>> Start RECORDS PROVIDED

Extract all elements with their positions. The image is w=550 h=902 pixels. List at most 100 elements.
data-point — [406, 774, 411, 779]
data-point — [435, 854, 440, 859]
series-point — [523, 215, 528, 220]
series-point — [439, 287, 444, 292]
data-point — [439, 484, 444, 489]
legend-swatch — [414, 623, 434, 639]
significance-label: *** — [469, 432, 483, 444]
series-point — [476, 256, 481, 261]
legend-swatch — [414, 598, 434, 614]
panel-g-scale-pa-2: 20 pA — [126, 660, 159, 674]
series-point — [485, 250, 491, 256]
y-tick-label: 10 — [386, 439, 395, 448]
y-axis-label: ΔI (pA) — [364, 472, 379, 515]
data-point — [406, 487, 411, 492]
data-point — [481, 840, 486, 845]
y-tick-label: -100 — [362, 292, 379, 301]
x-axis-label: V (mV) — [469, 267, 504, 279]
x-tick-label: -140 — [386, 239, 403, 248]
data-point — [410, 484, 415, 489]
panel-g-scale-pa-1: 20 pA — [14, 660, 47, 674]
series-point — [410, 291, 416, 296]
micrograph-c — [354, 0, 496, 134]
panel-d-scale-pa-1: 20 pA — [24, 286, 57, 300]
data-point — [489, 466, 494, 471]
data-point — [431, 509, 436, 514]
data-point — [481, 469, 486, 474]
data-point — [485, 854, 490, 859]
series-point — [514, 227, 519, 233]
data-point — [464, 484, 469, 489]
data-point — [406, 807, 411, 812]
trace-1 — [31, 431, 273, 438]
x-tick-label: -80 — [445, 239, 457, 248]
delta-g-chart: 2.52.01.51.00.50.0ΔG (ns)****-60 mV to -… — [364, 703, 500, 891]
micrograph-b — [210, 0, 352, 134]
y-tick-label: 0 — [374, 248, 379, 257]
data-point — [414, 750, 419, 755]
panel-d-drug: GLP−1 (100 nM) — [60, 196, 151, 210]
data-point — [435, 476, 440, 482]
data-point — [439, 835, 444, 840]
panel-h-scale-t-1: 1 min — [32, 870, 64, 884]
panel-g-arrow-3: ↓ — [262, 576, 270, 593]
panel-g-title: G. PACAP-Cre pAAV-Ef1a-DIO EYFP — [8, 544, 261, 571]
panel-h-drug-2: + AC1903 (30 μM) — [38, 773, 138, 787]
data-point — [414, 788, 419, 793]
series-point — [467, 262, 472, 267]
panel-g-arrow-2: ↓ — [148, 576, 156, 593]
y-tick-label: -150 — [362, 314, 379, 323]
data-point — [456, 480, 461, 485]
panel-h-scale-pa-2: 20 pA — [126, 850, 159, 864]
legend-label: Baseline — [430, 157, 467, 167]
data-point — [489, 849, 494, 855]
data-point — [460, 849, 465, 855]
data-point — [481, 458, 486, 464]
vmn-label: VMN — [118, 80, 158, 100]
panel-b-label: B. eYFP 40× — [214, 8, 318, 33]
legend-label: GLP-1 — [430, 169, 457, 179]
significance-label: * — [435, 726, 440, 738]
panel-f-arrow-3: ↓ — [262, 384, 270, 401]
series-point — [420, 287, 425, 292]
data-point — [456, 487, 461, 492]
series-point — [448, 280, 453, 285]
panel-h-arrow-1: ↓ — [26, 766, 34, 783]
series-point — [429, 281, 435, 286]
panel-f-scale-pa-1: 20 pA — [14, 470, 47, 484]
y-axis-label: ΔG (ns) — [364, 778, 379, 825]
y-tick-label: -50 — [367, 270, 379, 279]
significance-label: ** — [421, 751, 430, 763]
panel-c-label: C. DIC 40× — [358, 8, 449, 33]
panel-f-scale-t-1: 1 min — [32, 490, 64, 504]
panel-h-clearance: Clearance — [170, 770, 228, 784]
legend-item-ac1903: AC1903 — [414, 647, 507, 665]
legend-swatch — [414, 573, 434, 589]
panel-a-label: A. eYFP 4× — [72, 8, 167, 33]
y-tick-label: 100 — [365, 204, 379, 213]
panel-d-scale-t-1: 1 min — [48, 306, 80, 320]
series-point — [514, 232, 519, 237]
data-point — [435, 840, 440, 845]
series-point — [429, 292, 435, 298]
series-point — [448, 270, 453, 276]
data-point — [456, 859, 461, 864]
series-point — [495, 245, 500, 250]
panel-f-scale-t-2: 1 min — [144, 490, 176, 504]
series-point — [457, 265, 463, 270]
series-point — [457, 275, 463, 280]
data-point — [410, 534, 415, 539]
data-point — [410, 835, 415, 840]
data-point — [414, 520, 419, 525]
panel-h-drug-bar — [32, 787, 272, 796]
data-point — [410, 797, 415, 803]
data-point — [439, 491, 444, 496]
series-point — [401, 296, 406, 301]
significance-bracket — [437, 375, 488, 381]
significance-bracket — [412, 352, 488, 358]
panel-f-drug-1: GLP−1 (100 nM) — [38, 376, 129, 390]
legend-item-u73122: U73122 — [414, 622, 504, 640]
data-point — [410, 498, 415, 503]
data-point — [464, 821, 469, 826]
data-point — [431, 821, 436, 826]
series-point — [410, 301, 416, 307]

>> End RECORDS PROVIDED

* **PROMPT**
Render every line of the items above as a Markdown table with two columns, Row and Line. Number each line in Row, put its text in Line, and leave out blank lines.

* **SOLUTION TO THIS TASK**
| Row | Line |
|---|---|
| 1 | Extract all elements with their positions. The image is w=550 h=902 pixels. List at most 100 elements. |
| 2 | data-point — [406, 774, 411, 779] |
| 3 | data-point — [435, 854, 440, 859] |
| 4 | series-point — [523, 215, 528, 220] |
| 5 | series-point — [439, 287, 444, 292] |
| 6 | data-point — [439, 484, 444, 489] |
| 7 | legend-swatch — [414, 623, 434, 639] |
| 8 | significance-label: *** — [469, 432, 483, 444] |
| 9 | series-point — [476, 256, 481, 261] |
| 10 | legend-swatch — [414, 598, 434, 614] |
| 11 | panel-g-scale-pa-2: 20 pA — [126, 660, 159, 674] |
| 12 | series-point — [485, 250, 491, 256] |
| 13 | y-tick-label: 10 — [386, 439, 395, 448] |
| 14 | y-axis-label: ΔI (pA) — [364, 472, 379, 515] |
| 15 | data-point — [406, 487, 411, 492] |
| 16 | data-point — [481, 840, 486, 845] |
| 17 | y-tick-label: -100 — [362, 292, 379, 301] |
| 18 | x-axis-label: V (mV) — [469, 267, 504, 279] |
| 19 | x-tick-label: -140 — [386, 239, 403, 248] |
| 20 | data-point — [410, 484, 415, 489] |
| 21 | panel-g-scale-pa-1: 20 pA — [14, 660, 47, 674] |
| 22 | series-point — [410, 291, 416, 296] |
| 23 | micrograph-c — [354, 0, 496, 134] |
| 24 | panel-d-scale-pa-1: 20 pA — [24, 286, 57, 300] |
| 25 | data-point — [489, 466, 494, 471] |
| 26 | data-point — [431, 509, 436, 514] |
| 27 | data-point — [481, 469, 486, 474] |
| 28 | data-point — [485, 854, 490, 859] |
| 29 | series-point — [514, 227, 519, 233] |
| 30 | data-point — [464, 484, 469, 489] |
| 31 | data-point — [406, 807, 411, 812] |
| 32 | trace-1 — [31, 431, 273, 438] |
| 33 | x-tick-label: -80 — [445, 239, 457, 248] |
| 34 | delta-g-chart: 2.52.01.51.00.50.0ΔG (ns)****-60 mV to -… — [364, 703, 500, 891] |
| 35 | micrograph-b — [210, 0, 352, 134] |
| 36 | y-tick-label: 0 — [374, 248, 379, 257] |
| 37 | data-point — [414, 750, 419, 755] |
| 38 | panel-d-drug: GLP−1 (100 nM) — [60, 196, 151, 210] |
| 39 | data-point — [435, 476, 440, 482] |
| 40 | data-point — [439, 835, 444, 840] |
| 41 | panel-h-scale-t-1: 1 min — [32, 870, 64, 884] |
| 42 | panel-g-arrow-3: ↓ — [262, 576, 270, 593] |
| 43 | panel-g-title: G. PACAP-Cre pAAV-Ef1a-DIO EYFP — [8, 544, 261, 571] |
| 44 | panel-h-drug-2: + AC1903 (30 μM) — [38, 773, 138, 787] |
| 45 | data-point — [414, 788, 419, 793] |
| 46 | series-point — [467, 262, 472, 267] |
| 47 | panel-g-arrow-2: ↓ — [148, 576, 156, 593] |
| 48 | y-tick-label: -150 — [362, 314, 379, 323] |
| 49 | data-point — [456, 480, 461, 485] |
| 50 | panel-h-scale-pa-2: 20 pA — [126, 850, 159, 864] |
| 51 | legend-label: Baseline — [430, 157, 467, 167] |
| 52 | data-point — [489, 849, 494, 855] |
| 53 | data-point — [460, 849, 465, 855] |
| 54 | data-point — [481, 458, 486, 464] |
| 55 | vmn-label: VMN — [118, 80, 158, 100] |
| 56 | panel-b-label: B. eYFP 40× — [214, 8, 318, 33] |
| 57 | legend-label: GLP-1 — [430, 169, 457, 179] |
| 58 | significance-label: * — [435, 726, 440, 738] |
| 59 | panel-f-arrow-3: ↓ — [262, 384, 270, 401] |
| 60 | series-point — [420, 287, 425, 292] |
| 61 | data-point — [456, 487, 461, 492] |
| 62 | series-point — [448, 280, 453, 285] |
| 63 | panel-h-arrow-1: ↓ — [26, 766, 34, 783] |
| 64 | series-point — [429, 281, 435, 286] |
| 65 | panel-f-scale-pa-1: 20 pA — [14, 470, 47, 484] |
| 66 | y-axis-label: ΔG (ns) — [364, 778, 379, 825] |
| 67 | y-tick-label: -50 — [367, 270, 379, 279] |
| 68 | significance-label: ** — [421, 751, 430, 763] |
| 69 | panel-c-label: C. DIC 40× — [358, 8, 449, 33] |
| 70 | panel-f-scale-t-1: 1 min — [32, 490, 64, 504] |
| 71 | panel-h-clearance: Clearance — [170, 770, 228, 784] |
| 72 | legend-item-ac1903: AC1903 — [414, 647, 507, 665] |
| 73 | legend-swatch — [414, 573, 434, 589] |
| 74 | panel-a-label: A. eYFP 4× — [72, 8, 167, 33] |
| 75 | y-tick-label: 100 — [365, 204, 379, 213] |
| 76 | panel-d-scale-t-1: 1 min — [48, 306, 80, 320] |
| 77 | series-point — [514, 232, 519, 237] |
| 78 | data-point — [435, 840, 440, 845] |
| 79 | series-point — [429, 292, 435, 298] |
| 80 | series-point — [448, 270, 453, 276] |
| 81 | data-point — [456, 859, 461, 864] |
| 82 | series-point — [495, 245, 500, 250] |
| 83 | panel-f-scale-t-2: 1 min — [144, 490, 176, 504] |
| 84 | series-point — [457, 265, 463, 270] |
| 85 | series-point — [457, 275, 463, 280] |
| 86 | data-point — [410, 534, 415, 539] |
| 87 | data-point — [410, 835, 415, 840] |
| 88 | data-point — [414, 520, 419, 525] |
| 89 | panel-h-drug-bar — [32, 787, 272, 796] |
| 90 | data-point — [410, 797, 415, 803] |
| 91 | data-point — [439, 491, 444, 496] |
| 92 | series-point — [401, 296, 406, 301] |
| 93 | significance-bracket — [437, 375, 488, 381] |
| 94 | significance-bracket — [412, 352, 488, 358] |
| 95 | panel-f-drug-1: GLP−1 (100 nM) — [38, 376, 129, 390] |
| 96 | legend-item-u73122: U73122 — [414, 622, 504, 640] |
| 97 | data-point — [410, 498, 415, 503] |
| 98 | data-point — [464, 821, 469, 826] |
| 99 | data-point — [431, 821, 436, 826] |
| 100 | series-point — [410, 301, 416, 307] |